EXTRACTED TEXT ▸

Begin

SciPost Submission Page
Towards quantifying information flows: relative entropy in deep neural networks and the renormalization group
by Johanna Erdmenger, Kevin T. Grosvenor, Ro Jefferson
This Submission thread is now published as
Submission summary
Authors (as registered SciPost users): | Johanna Erdmenger · Ro Jefferson |
Submission information | |
---|---|
Preprint Link: | scipost_202109_00014v2 (pdf) |
Date accepted: | 2021-12-16 |
Date submitted: | 2021-12-02 19:25 |
Submitted by: | Jefferson, Ro |
Submitted to: | SciPost Physics Core |
Ontological classification | |
---|---|
Academic field: | Physics |
Specialties: |
|
Approach: | Theoretical |
Abstract
We investigate the analogy between the renormalization group (RG) and deep neural networks, wherein subsequent layers of neurons are analogous to successive steps along the RG. In particular, we quantify the flow of information by explicitly computing the relative entropy or Kullback-Leibler divergence in both the one- and two-dimensional Ising models under decimation RG, as well as in a feedforward neural network as a function of depth. We observe qualitatively identical behavior characterized by the monotonic increase to a parameter-dependent asymptotic value. On the quantum field theory side, the monotonic increase confirms the connection between the relative entropy and the c-theorem. For the neural networks, the asymptotic behavior may have implications for various information maximization methods in machine learning, as well as for disentangling compactness and generalizability. Furthermore, while both the two-dimensional Ising model and the random neural networks we consider exhibit non-trivial critical points, the relative entropy appears insensitive to the phase structure of either system. In this sense, more refined probes are required in order to fully elucidate the flow of information in these models.

End

DATASET EXTRACT ▸
Begin

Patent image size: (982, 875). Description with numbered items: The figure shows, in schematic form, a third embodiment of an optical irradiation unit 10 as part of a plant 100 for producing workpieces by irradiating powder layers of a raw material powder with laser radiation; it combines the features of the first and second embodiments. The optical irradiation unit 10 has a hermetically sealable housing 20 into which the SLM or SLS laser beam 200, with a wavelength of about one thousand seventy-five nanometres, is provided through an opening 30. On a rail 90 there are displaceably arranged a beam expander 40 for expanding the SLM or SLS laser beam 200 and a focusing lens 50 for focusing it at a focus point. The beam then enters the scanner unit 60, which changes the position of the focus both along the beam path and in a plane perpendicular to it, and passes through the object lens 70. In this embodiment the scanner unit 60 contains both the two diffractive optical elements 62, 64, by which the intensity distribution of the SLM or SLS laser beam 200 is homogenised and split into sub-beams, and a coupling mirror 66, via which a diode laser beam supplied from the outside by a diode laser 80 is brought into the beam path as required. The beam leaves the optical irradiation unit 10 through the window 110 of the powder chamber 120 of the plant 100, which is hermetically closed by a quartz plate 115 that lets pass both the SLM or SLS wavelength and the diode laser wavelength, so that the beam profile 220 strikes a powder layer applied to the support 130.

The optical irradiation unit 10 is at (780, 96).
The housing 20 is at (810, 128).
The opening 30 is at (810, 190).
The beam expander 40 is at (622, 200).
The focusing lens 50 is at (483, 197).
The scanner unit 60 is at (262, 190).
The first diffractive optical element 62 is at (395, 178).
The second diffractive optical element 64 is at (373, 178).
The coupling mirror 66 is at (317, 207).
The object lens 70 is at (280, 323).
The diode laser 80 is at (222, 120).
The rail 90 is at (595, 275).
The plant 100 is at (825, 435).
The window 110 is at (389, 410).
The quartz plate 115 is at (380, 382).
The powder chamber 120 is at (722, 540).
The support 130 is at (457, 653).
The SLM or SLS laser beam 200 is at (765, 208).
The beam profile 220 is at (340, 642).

End

WRITTEN PROBLEM A ▸ Why does the abstract on relative entropy and the renormalization group say that more refined probes are required?
WRITTEN PROBLEM B ▸ Reproduce every line of the records above word for word, with no changes.

EXERCISE SOLUTION A ▸ Both the two-dimensional Ising model and the random neural networks have non-trivial critical points, but relative entropy appears insensitive to the phase structure of either system. Fully elucidating the flow of information in these models therefore requires more refined probes.

EXERCISE SOLUTION B ▸
Patent image size: (982, 875). Description with numbered items: The figure shows, in schematic form, a third embodiment of an optical irradiation unit 10 as part of a plant 100 for producing workpieces by irradiating powder layers of a raw material powder with laser radiation; it combines the features of the first and second embodiments. The optical irradiation unit 10 has a hermetically sealable housing 20 into which the SLM or SLS laser beam 200, with a wavelength of about one thousand seventy-five nanometres, is provided through an opening 30. On a rail 90 there are displaceably arranged a beam expander 40 for expanding the SLM or SLS laser beam 200 and a focusing lens 50 for focusing it at a focus point. The beam then enters the scanner unit 60, which changes the position of the focus both along the beam path and in a plane perpendicular to it, and passes through the object lens 70. In this embodiment the scanner unit 60 contains both the two diffractive optical elements 62, 64, by which the intensity distribution of the SLM or SLS laser beam 200 is homogenised and split into sub-beams, and a coupling mirror 66, via which a diode laser beam supplied from the outside by a diode laser 80 is brought into the beam path as required. The beam leaves the optical irradiation unit 10 through the window 110 of the powder chamber 120 of the plant 100, which is hermetically closed by a quartz plate 115 that lets pass both the SLM or SLS wavelength and the diode laser wavelength, so that the beam profile 220 strikes a powder layer applied to the support 130.

The optical irradiation unit 10 is at (780, 96).
The housing 20 is at (810, 128).
The opening 30 is at (810, 190).
The beam expander 40 is at (622, 200).
The focusing lens 50 is at (483, 197).
The scanner unit 60 is at (262, 190).
The first diffractive optical element 62 is at (395, 178).
The second diffractive optical element 64 is at (373, 178).
The coupling mirror 66 is at (317, 207).
The object lens 70 is at (280, 323).
The diode laser 80 is at (222, 120).
The rail 90 is at (595, 275).
The plant 100 is at (825, 435).
The window 110 is at (389, 410).
The quartz plate 115 is at (380, 382).
The powder chamber 120 is at (722, 540).
The support 130 is at (457, 653).
The SLM or SLS laser beam 200 is at (765, 208).
The beam profile 220 is at (340, 642).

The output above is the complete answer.